● **Work to complete**
Answer with the number of lines in the listing below that contain the word "Booked", and nothing else.

[Begin]

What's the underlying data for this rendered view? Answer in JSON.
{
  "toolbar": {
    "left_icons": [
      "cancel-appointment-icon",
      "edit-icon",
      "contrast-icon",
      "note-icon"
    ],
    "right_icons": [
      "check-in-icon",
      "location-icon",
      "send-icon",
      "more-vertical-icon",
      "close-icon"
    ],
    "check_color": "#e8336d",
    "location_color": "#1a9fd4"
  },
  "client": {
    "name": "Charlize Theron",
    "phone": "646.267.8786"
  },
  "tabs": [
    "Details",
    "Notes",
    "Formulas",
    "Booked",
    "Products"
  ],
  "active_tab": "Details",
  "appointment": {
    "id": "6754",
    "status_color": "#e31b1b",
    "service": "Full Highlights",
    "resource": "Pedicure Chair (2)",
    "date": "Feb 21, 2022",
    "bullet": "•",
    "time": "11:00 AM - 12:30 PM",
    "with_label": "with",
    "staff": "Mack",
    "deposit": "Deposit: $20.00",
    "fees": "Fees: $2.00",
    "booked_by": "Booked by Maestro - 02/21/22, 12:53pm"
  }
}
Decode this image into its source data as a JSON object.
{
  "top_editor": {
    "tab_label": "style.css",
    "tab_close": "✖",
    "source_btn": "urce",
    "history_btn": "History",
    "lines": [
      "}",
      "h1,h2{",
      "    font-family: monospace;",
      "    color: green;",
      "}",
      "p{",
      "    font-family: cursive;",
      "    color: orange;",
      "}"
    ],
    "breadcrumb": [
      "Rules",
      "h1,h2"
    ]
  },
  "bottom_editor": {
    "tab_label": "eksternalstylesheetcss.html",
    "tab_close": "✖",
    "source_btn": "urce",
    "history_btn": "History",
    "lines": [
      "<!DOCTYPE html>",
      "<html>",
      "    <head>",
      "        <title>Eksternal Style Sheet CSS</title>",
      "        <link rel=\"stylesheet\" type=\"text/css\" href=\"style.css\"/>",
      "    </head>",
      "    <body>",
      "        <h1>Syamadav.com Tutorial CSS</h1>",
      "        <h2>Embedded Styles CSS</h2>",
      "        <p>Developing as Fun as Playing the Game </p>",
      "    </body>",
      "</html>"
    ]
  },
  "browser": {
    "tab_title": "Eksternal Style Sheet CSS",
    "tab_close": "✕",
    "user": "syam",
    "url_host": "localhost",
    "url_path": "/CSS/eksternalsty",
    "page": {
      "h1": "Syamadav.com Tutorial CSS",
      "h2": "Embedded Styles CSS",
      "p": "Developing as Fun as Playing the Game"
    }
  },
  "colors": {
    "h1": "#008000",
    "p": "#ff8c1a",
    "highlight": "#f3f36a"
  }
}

[End]

● **Task solution**
2